_Task instructions_. Copy the records below exactly, omitting any pictures they contain.

_Data to process_.
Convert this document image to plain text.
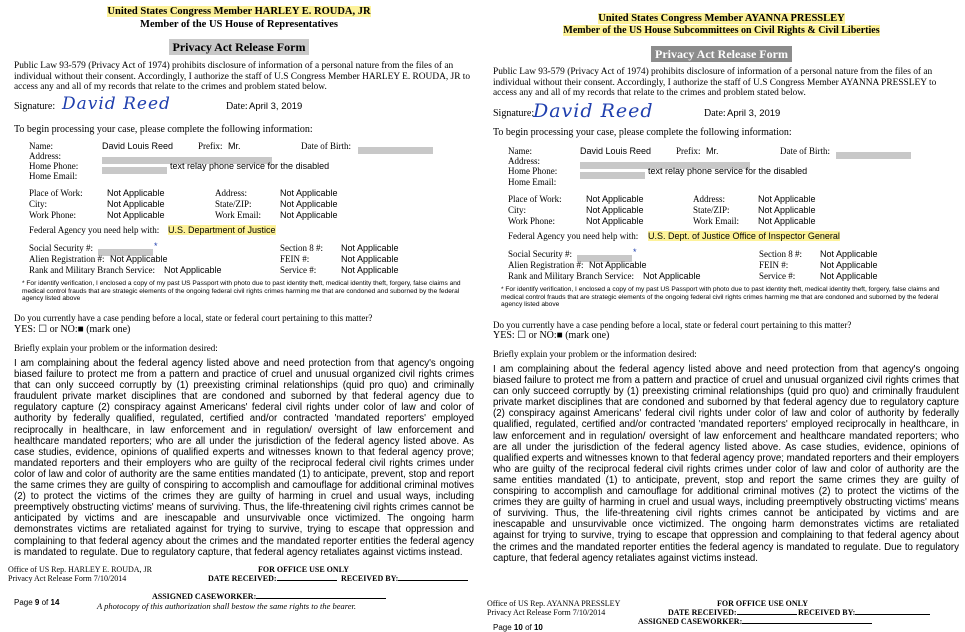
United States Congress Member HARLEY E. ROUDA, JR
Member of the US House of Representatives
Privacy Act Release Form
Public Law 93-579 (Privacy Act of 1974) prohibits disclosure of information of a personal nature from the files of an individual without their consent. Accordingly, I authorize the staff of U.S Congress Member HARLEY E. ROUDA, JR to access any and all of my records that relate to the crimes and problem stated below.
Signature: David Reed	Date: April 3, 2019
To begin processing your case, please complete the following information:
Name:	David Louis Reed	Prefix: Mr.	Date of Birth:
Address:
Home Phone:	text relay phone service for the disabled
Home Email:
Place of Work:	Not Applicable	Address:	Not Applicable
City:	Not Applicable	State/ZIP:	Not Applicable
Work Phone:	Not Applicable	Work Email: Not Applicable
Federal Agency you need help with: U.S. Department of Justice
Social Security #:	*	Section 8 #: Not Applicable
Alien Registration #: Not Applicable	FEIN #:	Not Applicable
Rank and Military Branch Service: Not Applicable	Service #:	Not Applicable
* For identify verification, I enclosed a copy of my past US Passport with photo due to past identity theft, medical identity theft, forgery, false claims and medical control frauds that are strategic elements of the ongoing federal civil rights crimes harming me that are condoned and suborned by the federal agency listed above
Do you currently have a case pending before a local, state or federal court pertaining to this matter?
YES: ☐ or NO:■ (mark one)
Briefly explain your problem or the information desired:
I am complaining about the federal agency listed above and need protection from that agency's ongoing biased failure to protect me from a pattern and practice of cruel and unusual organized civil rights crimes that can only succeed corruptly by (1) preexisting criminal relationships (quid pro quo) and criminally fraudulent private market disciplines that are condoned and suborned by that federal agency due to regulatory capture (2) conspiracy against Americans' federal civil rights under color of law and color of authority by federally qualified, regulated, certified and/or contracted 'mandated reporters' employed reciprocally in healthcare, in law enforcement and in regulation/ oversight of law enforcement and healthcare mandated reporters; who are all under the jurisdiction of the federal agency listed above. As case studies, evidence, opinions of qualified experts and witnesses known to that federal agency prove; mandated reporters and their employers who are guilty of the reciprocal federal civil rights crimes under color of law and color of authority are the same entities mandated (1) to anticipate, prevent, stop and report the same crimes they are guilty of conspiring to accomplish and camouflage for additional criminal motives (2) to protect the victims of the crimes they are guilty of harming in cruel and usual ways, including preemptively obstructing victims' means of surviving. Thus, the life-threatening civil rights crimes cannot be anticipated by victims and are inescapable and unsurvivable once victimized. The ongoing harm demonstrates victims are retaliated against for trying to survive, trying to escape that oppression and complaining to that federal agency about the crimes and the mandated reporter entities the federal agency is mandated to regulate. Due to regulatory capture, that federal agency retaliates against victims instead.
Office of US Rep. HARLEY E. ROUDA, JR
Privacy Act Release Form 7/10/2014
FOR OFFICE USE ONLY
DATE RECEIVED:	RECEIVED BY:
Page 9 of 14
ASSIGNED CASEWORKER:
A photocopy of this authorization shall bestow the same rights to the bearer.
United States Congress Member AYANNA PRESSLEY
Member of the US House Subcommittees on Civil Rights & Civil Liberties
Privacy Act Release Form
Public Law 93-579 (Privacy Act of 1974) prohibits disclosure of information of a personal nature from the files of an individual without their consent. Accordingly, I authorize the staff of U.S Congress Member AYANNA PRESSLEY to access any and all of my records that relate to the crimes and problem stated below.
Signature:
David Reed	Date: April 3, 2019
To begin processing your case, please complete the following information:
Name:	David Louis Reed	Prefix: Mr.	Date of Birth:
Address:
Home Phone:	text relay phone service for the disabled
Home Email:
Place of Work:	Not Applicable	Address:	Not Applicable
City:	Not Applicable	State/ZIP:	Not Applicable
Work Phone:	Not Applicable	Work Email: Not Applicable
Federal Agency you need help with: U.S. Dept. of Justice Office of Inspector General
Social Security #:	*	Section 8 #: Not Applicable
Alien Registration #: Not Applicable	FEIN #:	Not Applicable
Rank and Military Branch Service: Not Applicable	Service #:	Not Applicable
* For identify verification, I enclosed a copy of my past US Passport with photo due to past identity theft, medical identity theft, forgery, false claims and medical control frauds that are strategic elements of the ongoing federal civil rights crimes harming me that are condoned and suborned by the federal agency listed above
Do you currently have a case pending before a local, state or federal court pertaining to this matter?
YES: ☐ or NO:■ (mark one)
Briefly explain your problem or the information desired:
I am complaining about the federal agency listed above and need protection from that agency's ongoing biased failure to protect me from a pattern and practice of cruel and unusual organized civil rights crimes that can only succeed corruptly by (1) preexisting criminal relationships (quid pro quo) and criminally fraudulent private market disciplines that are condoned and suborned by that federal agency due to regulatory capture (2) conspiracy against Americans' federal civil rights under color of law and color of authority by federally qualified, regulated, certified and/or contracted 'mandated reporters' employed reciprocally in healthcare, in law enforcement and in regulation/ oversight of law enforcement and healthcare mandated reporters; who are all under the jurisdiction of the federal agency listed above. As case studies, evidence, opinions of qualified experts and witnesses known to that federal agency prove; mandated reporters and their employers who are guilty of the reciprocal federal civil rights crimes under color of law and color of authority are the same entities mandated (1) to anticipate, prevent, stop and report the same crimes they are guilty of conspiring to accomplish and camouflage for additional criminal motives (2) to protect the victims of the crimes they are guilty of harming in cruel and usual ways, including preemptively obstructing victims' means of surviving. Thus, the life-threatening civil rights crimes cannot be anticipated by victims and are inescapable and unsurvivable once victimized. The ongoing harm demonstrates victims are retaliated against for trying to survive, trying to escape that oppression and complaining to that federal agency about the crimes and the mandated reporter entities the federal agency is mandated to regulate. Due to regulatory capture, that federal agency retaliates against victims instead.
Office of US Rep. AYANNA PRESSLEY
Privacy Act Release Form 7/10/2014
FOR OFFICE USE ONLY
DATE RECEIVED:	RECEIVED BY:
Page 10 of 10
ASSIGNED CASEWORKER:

_Written solution_.
Convert this document image to plain text.
United States Congress Member HARLEY E. ROUDA, JR
Member of the US House of Representatives
Privacy Act Release Form
Public Law 93-579 (Privacy Act of 1974) prohibits disclosure of information of a personal nature from the files of an individual without their consent. Accordingly, I authorize the staff of U.S Congress Member HARLEY E. ROUDA, JR to access any and all of my records that relate to the crimes and problem stated below.
Signature: David Reed	Date: April 3, 2019
To begin processing your case, please complete the following information:
Name:	David Louis Reed	Prefix: Mr.	Date of Birth:
Address:
Home Phone:	text relay phone service for the disabled
Home Email:
Place of Work:	Not Applicable	Address:	Not Applicable
City:	Not Applicable	State/ZIP:	Not Applicable
Work Phone:	Not Applicable	Work Email: Not Applicable
Federal Agency you need help with: U.S. Department of Justice
Social Security #:	*	Section 8 #: Not Applicable
Alien Registration #: Not Applicable	FEIN #:	Not Applicable
Rank and Military Branch Service: Not Applicable	Service #:	Not Applicable
* For identify verification, I enclosed a copy of my past US Passport with photo due to past identity theft, medical identity theft, forgery, false claims and medical control frauds that are strategic elements of the ongoing federal civil rights crimes harming me that are condoned and suborned by the federal agency listed above
Do you currently have a case pending before a local, state or federal court pertaining to this matter?
YES: ☐ or NO:■ (mark one)
Briefly explain your problem or the information desired:
I am complaining about the federal agency listed above and need protection from that agency's ongoing biased failure to protect me from a pattern and practice of cruel and unusual organized civil rights crimes that can only succeed corruptly by (1) preexisting criminal relationships (quid pro quo) and criminally fraudulent private market disciplines that are condoned and suborned by that federal agency due to regulatory capture (2) conspiracy against Americans' federal civil rights under color of law and color of authority by federally qualified, regulated, certified and/or contracted 'mandated reporters' employed reciprocally in healthcare, in law enforcement and in regulation/ oversight of law enforcement and healthcare mandated reporters; who are all under the jurisdiction of the federal agency listed above. As case studies, evidence, opinions of qualified experts and witnesses known to that federal agency prove; mandated reporters and their employers who are guilty of the reciprocal federal civil rights crimes under color of law and color of authority are the same entities mandated (1) to anticipate, prevent, stop and report the same crimes they are guilty of conspiring to accomplish and camouflage for additional criminal motives (2) to protect the victims of the crimes they are guilty of harming in cruel and usual ways, including preemptively obstructing victims' means of surviving. Thus, the life-threatening civil rights crimes cannot be anticipated by victims and are inescapable and unsurvivable once victimized. The ongoing harm demonstrates victims are retaliated against for trying to survive, trying to escape that oppression and complaining to that federal agency about the crimes and the mandated reporter entities the federal agency is mandated to regulate. Due to regulatory capture, that federal agency retaliates against victims instead.
Office of US Rep. HARLEY E. ROUDA, JR
Privacy Act Release Form 7/10/2014
FOR OFFICE USE ONLY
DATE RECEIVED:	RECEIVED BY:
Page 9 of 14
ASSIGNED CASEWORKER:
A photocopy of this authorization shall bestow the same rights to the bearer.
United States Congress Member AYANNA PRESSLEY
Member of the US House Subcommittees on Civil Rights & Civil Liberties
Privacy Act Release Form
Public Law 93-579 (Privacy Act of 1974) prohibits disclosure of information of a personal nature from the files of an individual without their consent. Accordingly, I authorize the staff of U.S Congress Member AYANNA PRESSLEY to access any and all of my records that relate to the crimes and problem stated below.
Signature:
David Reed	Date: April 3, 2019
To begin processing your case, please complete the following information:
Name:	David Louis Reed	Prefix: Mr.	Date of Birth:
Address:
Home Phone:	text relay phone service for the disabled
Home Email:
Place of Work:	Not Applicable	Address:	Not Applicable
City:	Not Applicable	State/ZIP:	Not Applicable
Work Phone:	Not Applicable	Work Email: Not Applicable
Federal Agency you need help with: U.S. Dept. of Justice Office of Inspector General
Social Security #:	*	Section 8 #: Not Applicable
Alien Registration #: Not Applicable	FEIN #:	Not Applicable
Rank and Military Branch Service: Not Applicable	Service #:	Not Applicable
* For identify verification, I enclosed a copy of my past US Passport with photo due to past identity theft, medical identity theft, forgery, false claims and medical control frauds that are strategic elements of the ongoing federal civil rights crimes harming me that are condoned and suborned by the federal agency listed above
Do you currently have a case pending before a local, state or federal court pertaining to this matter?
YES: ☐ or NO:■ (mark one)
Briefly explain your problem or the information desired:
I am complaining about the federal agency listed above and need protection from that agency's ongoing biased failure to protect me from a pattern and practice of cruel and unusual organized civil rights crimes that can only succeed corruptly by (1) preexisting criminal relationships (quid pro quo) and criminally fraudulent private market disciplines that are condoned and suborned by that federal agency due to regulatory capture (2) conspiracy against Americans' federal civil rights under color of law and color of authority by federally qualified, regulated, certified and/or contracted 'mandated reporters' employed reciprocally in healthcare, in law enforcement and in regulation/ oversight of law enforcement and healthcare mandated reporters; who are all under the jurisdiction of the federal agency listed above. As case studies, evidence, opinions of qualified experts and witnesses known to that federal agency prove; mandated reporters and their employers who are guilty of the reciprocal federal civil rights crimes under color of law and color of authority are the same entities mandated (1) to anticipate, prevent, stop and report the same crimes they are guilty of conspiring to accomplish and camouflage for additional criminal motives (2) to protect the victims of the crimes they are guilty of harming in cruel and usual ways, including preemptively obstructing victims' means of surviving. Thus, the life-threatening civil rights crimes cannot be anticipated by victims and are inescapable and unsurvivable once victimized. The ongoing harm demonstrates victims are retaliated against for trying to survive, trying to escape that oppression and complaining to that federal agency about the crimes and the mandated reporter entities the federal agency is mandated to regulate. Due to regulatory capture, that federal agency retaliates against victims instead.
Office of US Rep. AYANNA PRESSLEY
Privacy Act Release Form 7/10/2014
FOR OFFICE USE ONLY
DATE RECEIVED:	RECEIVED BY:
Page 10 of 10
ASSIGNED CASEWORKER:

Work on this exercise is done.